List each line of the data that holds the string "Expectations", please.

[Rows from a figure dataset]
------------------------------------------------
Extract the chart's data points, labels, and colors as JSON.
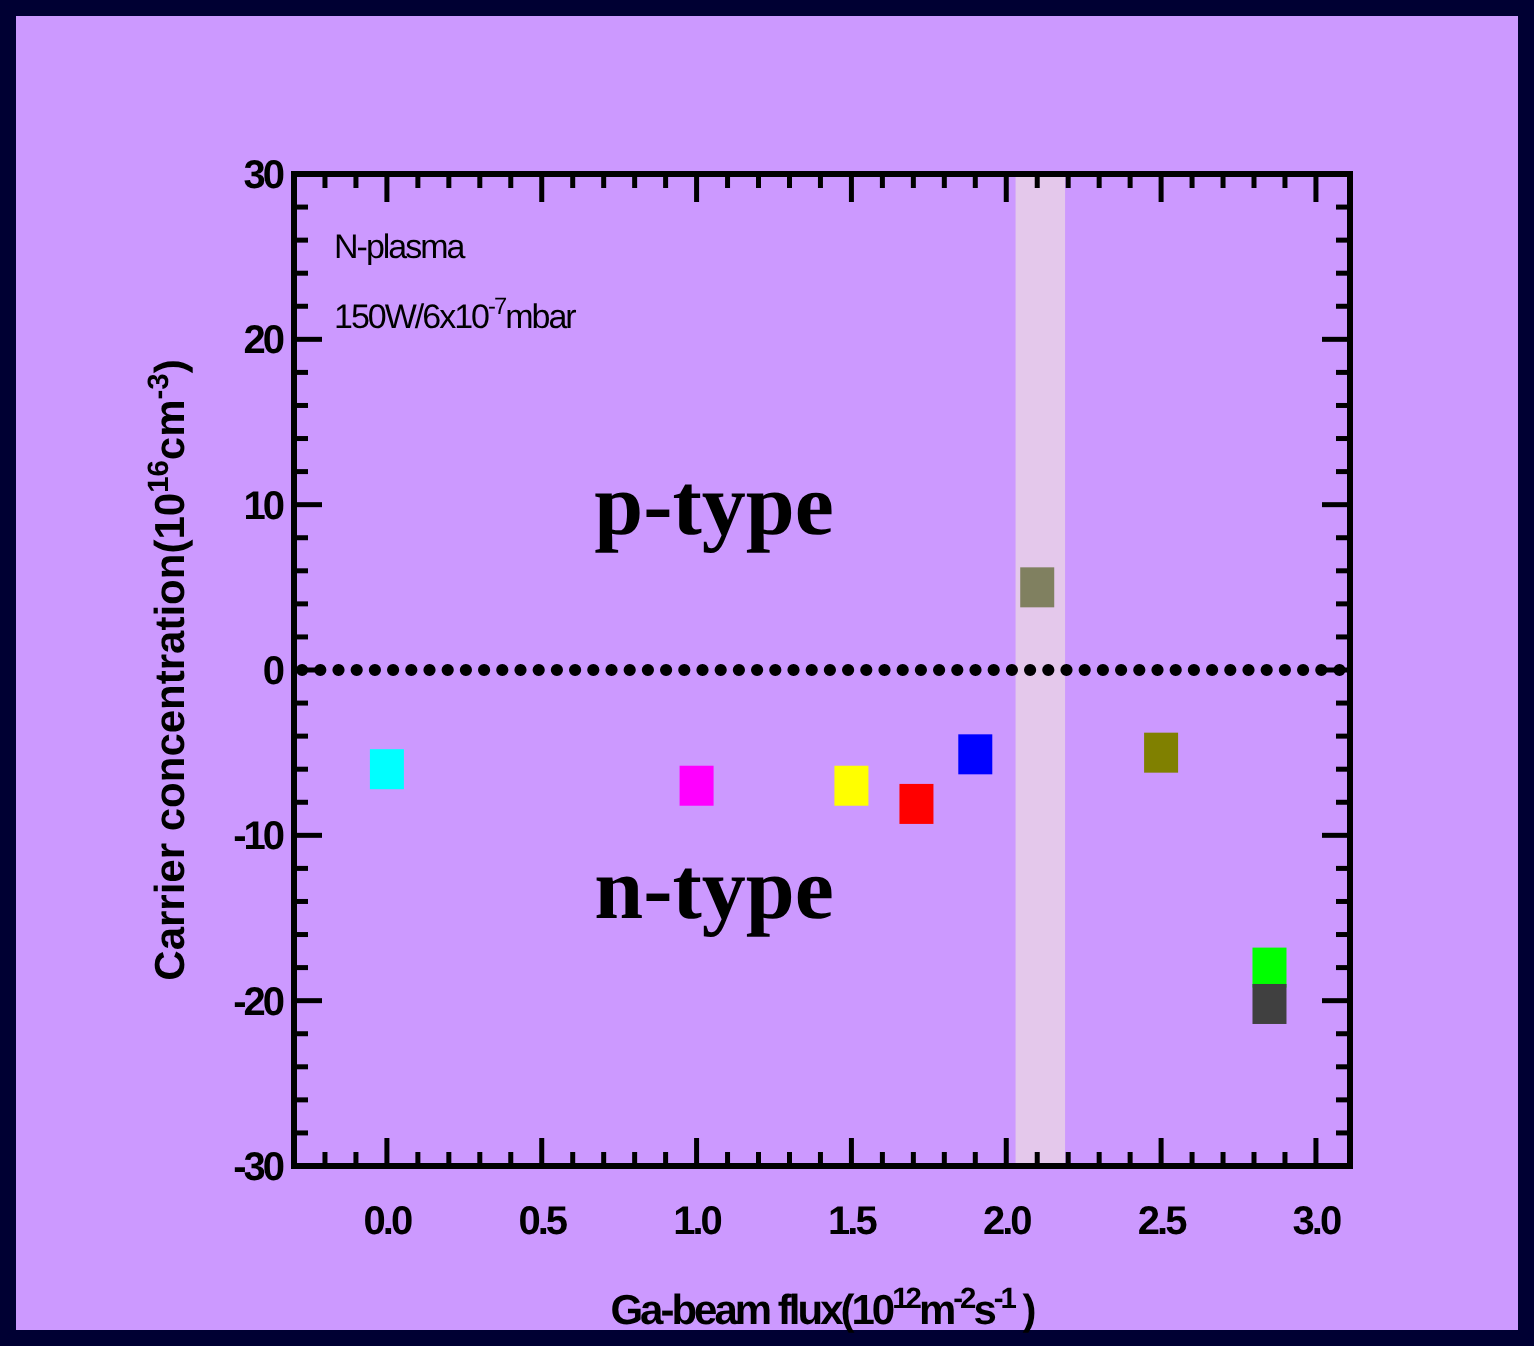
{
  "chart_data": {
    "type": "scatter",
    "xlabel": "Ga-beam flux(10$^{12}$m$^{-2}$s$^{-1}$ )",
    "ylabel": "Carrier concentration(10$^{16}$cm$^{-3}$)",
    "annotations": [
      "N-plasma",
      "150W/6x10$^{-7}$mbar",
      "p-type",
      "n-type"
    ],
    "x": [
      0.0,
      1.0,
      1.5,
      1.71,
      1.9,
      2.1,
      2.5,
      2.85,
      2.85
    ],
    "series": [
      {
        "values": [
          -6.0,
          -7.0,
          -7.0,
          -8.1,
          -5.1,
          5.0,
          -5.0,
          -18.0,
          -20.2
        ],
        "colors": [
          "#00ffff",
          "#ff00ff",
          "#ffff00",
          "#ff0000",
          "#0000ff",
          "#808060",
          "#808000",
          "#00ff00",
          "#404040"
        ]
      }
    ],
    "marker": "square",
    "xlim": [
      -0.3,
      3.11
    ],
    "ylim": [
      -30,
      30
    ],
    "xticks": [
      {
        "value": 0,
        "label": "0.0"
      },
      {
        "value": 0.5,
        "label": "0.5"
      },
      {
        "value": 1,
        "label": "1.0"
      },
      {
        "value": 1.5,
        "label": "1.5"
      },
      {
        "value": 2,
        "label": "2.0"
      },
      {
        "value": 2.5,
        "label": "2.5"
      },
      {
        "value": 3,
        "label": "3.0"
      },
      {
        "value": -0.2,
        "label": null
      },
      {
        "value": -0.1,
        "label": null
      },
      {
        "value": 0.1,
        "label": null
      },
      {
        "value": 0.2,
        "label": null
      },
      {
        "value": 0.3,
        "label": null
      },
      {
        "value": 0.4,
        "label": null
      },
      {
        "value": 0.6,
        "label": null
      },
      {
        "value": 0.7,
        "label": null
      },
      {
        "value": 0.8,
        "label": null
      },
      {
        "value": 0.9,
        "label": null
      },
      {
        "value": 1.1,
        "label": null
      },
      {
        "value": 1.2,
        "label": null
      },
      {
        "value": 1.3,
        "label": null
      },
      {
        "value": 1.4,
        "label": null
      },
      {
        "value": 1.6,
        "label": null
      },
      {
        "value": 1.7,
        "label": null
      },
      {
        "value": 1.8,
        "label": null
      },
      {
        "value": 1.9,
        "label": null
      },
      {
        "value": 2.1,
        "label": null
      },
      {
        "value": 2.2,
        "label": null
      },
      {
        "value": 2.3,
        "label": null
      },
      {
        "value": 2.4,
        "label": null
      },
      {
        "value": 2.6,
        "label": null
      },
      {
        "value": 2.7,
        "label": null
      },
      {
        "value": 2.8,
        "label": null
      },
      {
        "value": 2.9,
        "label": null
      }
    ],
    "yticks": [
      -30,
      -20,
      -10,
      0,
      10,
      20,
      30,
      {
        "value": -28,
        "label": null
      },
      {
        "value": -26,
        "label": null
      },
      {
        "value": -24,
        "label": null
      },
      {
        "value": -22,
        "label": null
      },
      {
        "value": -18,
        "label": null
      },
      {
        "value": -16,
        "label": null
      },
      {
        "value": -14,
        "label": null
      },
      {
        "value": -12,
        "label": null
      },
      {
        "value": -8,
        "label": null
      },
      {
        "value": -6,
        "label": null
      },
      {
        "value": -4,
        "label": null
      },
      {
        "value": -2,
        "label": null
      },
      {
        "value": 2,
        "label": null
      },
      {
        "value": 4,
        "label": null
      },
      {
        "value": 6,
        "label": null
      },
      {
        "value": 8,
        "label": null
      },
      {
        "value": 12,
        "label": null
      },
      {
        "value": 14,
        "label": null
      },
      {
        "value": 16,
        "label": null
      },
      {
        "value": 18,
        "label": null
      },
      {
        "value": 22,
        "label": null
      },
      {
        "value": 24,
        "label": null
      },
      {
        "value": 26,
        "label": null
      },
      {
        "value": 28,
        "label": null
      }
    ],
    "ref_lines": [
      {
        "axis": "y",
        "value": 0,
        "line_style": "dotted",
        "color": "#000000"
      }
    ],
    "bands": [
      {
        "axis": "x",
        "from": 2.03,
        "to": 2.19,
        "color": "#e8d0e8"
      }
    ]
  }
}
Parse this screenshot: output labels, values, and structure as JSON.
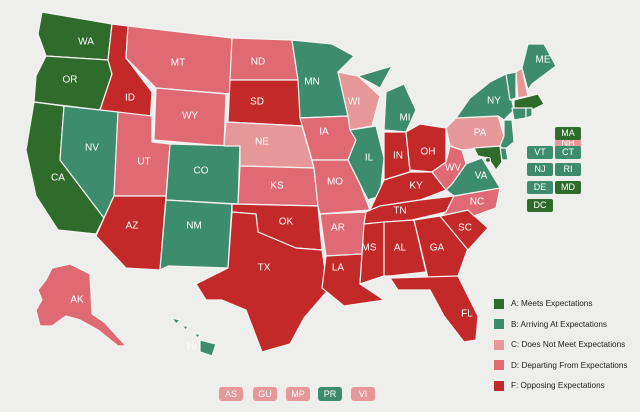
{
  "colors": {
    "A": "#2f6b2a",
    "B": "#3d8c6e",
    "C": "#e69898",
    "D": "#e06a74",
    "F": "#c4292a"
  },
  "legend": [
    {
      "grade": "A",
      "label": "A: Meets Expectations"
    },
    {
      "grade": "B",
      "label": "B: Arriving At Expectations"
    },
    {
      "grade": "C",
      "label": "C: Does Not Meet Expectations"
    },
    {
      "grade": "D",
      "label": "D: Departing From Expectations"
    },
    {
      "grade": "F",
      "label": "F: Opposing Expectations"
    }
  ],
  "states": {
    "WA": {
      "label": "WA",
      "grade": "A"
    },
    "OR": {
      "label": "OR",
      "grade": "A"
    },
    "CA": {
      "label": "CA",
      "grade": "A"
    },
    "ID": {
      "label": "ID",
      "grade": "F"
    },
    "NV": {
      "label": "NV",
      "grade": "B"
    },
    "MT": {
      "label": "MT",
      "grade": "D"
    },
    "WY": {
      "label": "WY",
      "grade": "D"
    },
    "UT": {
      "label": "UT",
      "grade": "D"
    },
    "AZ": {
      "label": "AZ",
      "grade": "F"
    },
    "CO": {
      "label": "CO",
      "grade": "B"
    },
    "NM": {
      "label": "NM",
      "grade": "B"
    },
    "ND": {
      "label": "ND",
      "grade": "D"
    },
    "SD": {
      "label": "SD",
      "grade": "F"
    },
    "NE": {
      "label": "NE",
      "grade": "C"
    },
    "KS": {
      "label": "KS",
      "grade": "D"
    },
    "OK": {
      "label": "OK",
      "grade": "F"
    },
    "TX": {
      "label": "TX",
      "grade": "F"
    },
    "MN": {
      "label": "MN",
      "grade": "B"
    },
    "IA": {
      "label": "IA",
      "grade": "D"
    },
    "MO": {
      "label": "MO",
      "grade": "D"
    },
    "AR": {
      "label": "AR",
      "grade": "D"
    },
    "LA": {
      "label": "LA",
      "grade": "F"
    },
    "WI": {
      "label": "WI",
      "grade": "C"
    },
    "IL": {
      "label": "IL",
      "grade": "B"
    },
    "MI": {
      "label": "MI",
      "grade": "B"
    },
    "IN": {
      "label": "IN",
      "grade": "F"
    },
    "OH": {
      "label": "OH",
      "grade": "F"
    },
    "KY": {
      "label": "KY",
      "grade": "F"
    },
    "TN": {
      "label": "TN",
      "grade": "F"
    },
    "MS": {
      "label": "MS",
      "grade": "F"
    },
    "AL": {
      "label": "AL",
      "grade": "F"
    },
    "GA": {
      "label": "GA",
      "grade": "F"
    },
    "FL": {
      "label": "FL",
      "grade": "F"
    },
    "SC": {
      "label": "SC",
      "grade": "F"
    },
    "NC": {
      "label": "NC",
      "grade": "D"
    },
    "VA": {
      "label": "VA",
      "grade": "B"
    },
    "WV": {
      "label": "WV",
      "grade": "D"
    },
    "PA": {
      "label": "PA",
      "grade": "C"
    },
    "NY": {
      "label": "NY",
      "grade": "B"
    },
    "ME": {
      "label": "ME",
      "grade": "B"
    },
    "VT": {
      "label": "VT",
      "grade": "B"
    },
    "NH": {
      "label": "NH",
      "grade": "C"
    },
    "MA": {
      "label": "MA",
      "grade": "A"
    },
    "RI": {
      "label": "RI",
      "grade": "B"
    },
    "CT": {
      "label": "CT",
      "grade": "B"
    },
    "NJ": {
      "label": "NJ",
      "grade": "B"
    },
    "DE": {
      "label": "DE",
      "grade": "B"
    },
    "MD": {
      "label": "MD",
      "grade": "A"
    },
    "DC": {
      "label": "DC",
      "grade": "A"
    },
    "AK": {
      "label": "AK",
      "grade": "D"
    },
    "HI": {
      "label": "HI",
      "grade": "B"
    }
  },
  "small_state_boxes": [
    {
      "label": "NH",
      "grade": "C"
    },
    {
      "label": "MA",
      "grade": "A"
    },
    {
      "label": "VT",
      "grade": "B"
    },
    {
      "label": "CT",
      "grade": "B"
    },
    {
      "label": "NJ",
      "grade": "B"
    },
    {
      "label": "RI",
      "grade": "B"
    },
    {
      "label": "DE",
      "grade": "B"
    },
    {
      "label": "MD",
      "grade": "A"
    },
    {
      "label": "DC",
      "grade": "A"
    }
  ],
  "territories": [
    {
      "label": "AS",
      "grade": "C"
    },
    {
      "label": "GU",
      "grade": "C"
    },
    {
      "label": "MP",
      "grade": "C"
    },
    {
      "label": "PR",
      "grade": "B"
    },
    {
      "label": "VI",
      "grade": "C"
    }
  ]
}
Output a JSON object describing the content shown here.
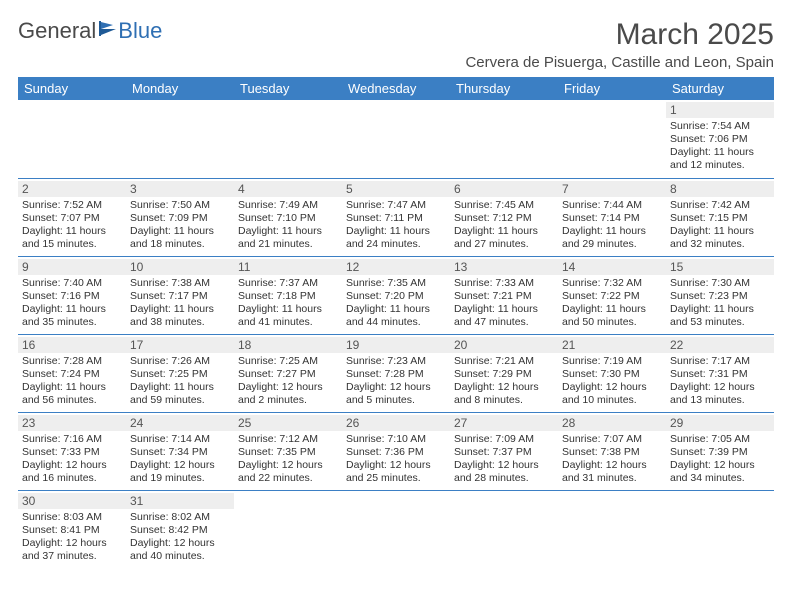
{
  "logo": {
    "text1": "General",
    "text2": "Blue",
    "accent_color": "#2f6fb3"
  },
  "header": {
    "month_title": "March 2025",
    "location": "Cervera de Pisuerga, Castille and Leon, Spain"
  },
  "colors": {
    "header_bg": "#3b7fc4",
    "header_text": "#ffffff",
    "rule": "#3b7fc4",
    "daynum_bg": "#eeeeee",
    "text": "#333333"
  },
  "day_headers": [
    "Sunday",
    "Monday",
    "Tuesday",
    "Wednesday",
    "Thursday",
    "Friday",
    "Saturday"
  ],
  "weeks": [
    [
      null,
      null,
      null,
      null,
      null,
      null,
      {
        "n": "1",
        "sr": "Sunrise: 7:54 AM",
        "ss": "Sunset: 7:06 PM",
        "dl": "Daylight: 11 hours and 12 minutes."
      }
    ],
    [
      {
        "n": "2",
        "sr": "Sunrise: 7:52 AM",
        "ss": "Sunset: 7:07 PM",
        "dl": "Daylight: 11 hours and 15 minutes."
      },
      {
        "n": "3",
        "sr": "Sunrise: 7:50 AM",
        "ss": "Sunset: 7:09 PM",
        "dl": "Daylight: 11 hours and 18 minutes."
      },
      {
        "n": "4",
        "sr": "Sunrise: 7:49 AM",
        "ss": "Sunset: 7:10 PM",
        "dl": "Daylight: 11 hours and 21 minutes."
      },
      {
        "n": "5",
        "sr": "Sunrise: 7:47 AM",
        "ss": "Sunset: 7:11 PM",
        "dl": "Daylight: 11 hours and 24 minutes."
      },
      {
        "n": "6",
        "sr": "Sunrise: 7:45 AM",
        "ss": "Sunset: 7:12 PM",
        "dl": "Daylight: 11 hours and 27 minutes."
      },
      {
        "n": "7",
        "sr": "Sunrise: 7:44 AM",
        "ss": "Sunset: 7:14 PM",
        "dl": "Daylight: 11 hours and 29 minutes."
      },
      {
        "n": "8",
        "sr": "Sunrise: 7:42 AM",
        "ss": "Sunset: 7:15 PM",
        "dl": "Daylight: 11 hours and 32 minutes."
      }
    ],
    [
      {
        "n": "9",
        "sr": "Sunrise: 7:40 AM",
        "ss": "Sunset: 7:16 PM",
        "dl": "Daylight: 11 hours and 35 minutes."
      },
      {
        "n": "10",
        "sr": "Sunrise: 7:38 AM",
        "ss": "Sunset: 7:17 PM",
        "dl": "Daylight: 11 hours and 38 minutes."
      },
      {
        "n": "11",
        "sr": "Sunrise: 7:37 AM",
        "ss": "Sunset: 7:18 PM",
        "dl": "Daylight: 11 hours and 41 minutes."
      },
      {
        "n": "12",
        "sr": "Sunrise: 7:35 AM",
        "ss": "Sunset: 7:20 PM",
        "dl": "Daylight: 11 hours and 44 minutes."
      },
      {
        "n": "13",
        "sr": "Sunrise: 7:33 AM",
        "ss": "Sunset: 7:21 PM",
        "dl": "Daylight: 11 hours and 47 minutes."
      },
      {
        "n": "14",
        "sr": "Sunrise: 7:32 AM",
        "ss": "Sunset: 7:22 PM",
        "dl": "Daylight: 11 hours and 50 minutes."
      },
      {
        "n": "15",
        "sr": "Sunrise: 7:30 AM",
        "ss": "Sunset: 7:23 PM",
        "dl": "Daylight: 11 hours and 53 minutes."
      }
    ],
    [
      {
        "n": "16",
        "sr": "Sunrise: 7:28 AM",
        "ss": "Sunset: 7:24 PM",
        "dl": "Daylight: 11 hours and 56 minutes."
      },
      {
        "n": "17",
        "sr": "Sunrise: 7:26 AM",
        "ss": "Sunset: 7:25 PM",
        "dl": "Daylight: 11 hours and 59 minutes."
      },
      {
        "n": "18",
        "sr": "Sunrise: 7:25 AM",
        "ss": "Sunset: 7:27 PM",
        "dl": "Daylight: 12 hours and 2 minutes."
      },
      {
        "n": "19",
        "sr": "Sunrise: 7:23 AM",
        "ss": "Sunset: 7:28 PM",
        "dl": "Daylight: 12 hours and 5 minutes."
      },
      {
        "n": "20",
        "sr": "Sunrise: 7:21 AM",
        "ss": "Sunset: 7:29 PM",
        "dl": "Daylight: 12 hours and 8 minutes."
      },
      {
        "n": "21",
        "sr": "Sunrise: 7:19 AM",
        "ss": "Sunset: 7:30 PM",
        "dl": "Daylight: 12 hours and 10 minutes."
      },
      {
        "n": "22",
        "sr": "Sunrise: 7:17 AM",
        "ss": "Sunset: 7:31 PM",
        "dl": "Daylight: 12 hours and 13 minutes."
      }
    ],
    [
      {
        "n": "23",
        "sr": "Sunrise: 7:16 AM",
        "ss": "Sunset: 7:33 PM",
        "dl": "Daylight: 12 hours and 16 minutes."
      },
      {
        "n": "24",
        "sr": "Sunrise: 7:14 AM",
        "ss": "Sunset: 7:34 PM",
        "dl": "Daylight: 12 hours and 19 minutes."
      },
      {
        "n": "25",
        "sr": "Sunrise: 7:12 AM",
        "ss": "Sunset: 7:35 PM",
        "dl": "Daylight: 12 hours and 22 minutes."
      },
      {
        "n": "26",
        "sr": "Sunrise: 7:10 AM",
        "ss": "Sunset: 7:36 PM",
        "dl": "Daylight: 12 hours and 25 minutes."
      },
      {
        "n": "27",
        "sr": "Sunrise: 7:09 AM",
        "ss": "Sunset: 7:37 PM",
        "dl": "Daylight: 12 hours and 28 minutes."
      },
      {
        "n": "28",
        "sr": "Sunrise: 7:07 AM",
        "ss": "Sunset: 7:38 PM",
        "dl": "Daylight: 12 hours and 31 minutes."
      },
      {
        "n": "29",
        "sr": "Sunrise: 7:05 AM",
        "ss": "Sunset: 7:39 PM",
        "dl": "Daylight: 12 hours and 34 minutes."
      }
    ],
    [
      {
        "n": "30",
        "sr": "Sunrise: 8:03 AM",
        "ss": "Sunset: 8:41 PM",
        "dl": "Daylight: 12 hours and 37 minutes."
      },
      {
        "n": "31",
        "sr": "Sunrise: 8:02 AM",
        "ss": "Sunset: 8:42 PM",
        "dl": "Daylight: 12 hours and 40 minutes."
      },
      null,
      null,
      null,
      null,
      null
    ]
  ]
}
------------------------------------------------
- WRITTEN RESPONSE -
      "label": "A: Meets Expectations"
      "label": "B: Arriving At Expectations"
      "label": "C: Does Not Meet Expectations"
      "label": "D: Departing From Expectations"
      "label": "F: Opposing Expectations"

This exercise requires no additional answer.